[Start of Record excerpts]

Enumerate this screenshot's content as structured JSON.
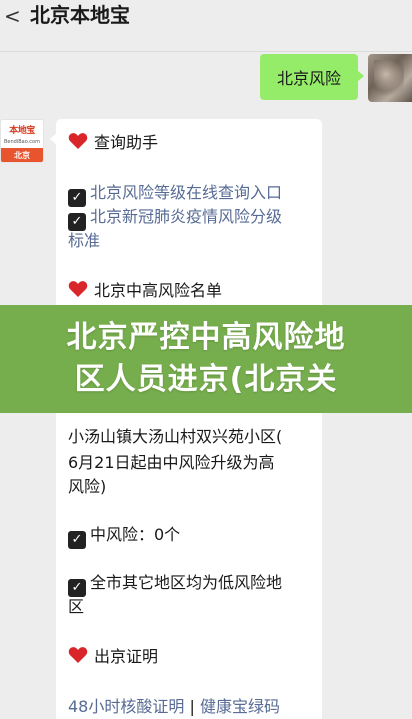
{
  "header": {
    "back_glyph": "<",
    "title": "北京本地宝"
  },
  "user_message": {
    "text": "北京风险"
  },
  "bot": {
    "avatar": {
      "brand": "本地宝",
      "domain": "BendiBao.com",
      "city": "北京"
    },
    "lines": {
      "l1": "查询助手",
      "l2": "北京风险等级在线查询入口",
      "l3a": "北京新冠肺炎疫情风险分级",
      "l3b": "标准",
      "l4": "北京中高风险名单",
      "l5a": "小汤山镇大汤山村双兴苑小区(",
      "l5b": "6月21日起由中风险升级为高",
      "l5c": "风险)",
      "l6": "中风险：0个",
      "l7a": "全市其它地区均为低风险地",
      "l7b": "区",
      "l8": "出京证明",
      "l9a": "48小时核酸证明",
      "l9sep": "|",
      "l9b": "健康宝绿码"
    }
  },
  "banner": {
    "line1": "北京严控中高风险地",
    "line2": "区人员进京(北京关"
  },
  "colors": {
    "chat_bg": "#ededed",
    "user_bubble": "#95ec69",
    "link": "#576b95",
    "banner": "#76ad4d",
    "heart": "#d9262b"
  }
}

[End of Record excerpts]
[Start of Record excerpts]

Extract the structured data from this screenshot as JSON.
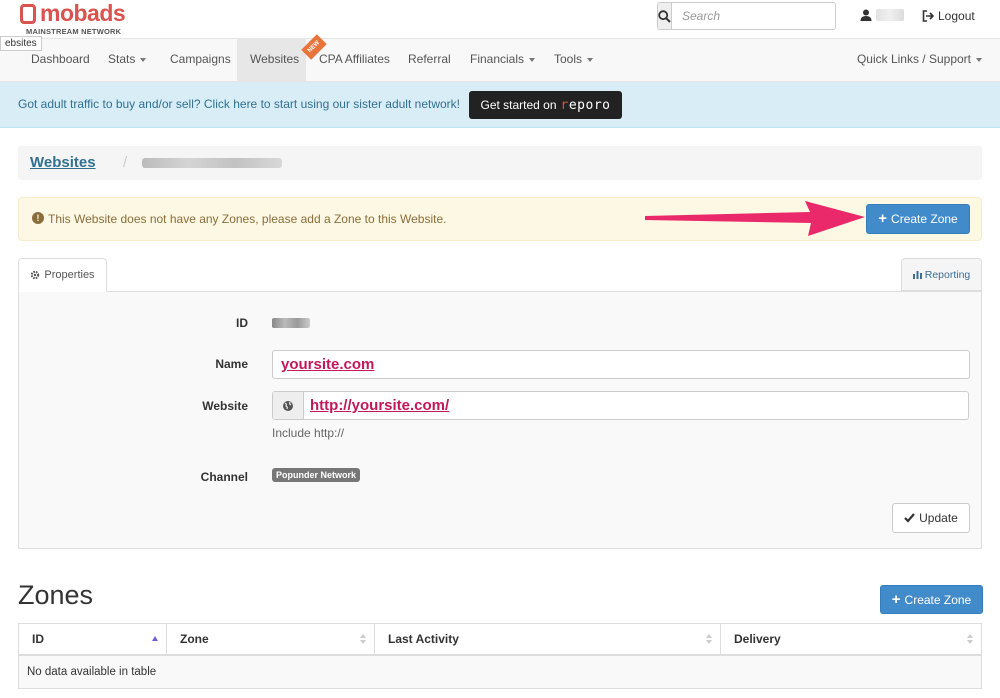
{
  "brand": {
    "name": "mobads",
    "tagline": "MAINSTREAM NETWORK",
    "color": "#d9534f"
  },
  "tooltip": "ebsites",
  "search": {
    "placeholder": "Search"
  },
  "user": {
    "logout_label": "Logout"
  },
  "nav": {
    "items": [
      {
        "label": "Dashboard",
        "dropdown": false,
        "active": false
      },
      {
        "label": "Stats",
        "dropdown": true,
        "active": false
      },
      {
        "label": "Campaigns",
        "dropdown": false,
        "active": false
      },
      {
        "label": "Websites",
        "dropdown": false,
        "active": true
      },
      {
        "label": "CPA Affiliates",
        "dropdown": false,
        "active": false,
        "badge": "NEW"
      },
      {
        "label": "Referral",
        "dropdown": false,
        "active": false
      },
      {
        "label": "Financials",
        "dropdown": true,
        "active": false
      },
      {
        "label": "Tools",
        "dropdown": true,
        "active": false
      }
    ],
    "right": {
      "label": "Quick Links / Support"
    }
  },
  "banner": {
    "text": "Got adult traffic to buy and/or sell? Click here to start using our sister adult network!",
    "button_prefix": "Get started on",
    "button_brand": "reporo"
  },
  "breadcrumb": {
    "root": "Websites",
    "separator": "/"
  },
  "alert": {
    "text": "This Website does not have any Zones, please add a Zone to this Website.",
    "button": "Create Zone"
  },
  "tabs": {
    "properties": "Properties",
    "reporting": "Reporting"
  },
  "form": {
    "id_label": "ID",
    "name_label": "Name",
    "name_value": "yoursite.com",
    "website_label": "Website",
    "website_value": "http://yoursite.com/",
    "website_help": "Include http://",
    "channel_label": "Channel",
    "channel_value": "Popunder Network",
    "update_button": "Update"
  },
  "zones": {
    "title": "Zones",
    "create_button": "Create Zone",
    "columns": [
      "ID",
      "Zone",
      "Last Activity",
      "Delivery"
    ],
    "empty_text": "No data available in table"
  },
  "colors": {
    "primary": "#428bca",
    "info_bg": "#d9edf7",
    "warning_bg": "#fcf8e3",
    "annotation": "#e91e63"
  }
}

[End of Record excerpts]

_Challenge:_
Identify the lines above that contain the word "screenshot", then copy them.

_Solution:_
Enumerate this screenshot's content as structured JSON.
Extract the structured data from this screenshot as JSON.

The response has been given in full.